> [Brano di partenza]:
######

Ripartire da zero è stato anche questa volta il presupposto, un tempo non esisteva la “playlist” e non esistevano software e scheduler. Si faticava di più ma alla fine c’era maggiore soddisfazione anche perché chi ascolta avverte se lo sta intrattenendo una macchina o un essere umano, o peggio ancora la cosiddetta intelligenza artificiale. Ogni​puntata la preparo nelle 3 ore precedenti alla messa in onda, è uno studio continuo (proprio perché lavoro su un archivio sconfinato) della musica, dei suoi interpreti, dell’umanità e dei sentimenti che hanno voluto rappresentare con le loro opere. I suggerimenti degli ascoltatori sono tenuti in gran conto, ma vanno ben valutati e distribuiti perché la radio non è un jukebox. L’alchimia è importante e spetta a noi governarla affinché le nostre pietanze possano essere gradite al maggior numero di persone. Ecco perché se vogliamo mantenere vivo questo mestiere artigianale dobbiamo tenerci alla debita distanza dagli algoritmi e dai fogli Excel. Se vogliamo tenere in vita questo mestiere è vitale rivendicare la nostra umanità, sempre nel rispetto del vero motore vitale della radio: l’ascoltatore”.

 Grazie alle rubriche “Radiostory” e “Discostory” hai riportato in radio alcuni dei tuoi maestri, e Teo Bellia oggi è anche tuo collega. Qual è il segreto per imparare dai propri modelli senza copiarli?

“All’inizio è proprio copiandoli che si acquisisce la tecnica, se hai personalità e talento emergeranno da soli. Forse il problema è che una volta il livello e la quantità dei modelli offriva una scelta molto più ampia. Oggi veramente pochi aprono il microfono mostrando sé stessi. Non è una buona cosa,  è una pessima cosa”.

######

> [Dati di partenza]:
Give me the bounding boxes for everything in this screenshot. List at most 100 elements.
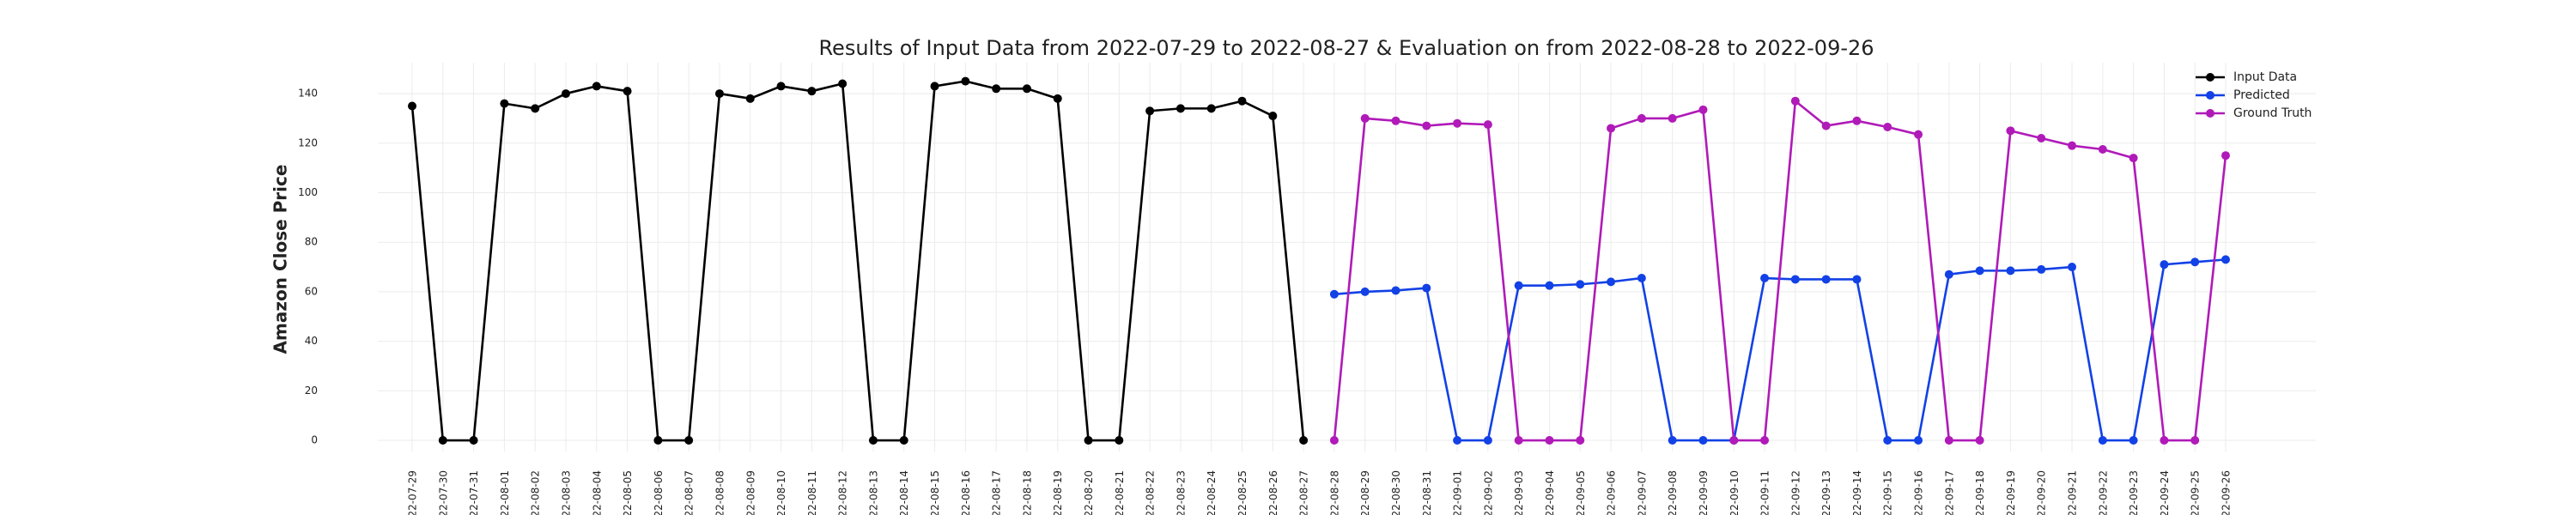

######

> [Cosa fare]:
1. Trascrivi dal brano sul mestiere radiofonico il passo compreso tra «Grazie alle rubriche» e «modelli senza copiarli?», estremi inclusi.
2. Prosegui il brano sul mestiere radiofonico, cominciando subito dopo l'ultima frase riportata.

> [Risultati]:
1.
Grazie alle rubriche “Radiostory” e “Discostory” hai riportato in radio alcuni dei tuoi maestri, e Teo Bellia oggi è anche tuo collega. Qual è il segreto per imparare dai propri modelli senza copiarli?

2.
 La radio compie cento anni: c’è un aspetto del suo passato che ti manca, ed uno dei suo presente che apprezzi particolarmente?

Mi manca quel mondo analogico fatto di giradischi, piastre, registratori a bobine, scaffali con i dischi, cavi rca, il telefono bigrigio a filo a fianco del mixer, processori che si regolavano con manopole e pirulini. Oggi indubbiamente la rete è il vero valore aggiunto sui contenuti”.

 L’hanno data per morta più volte, e invece è ancora qui: cosa deve fare secondo te la Radio per continuare ad esistere?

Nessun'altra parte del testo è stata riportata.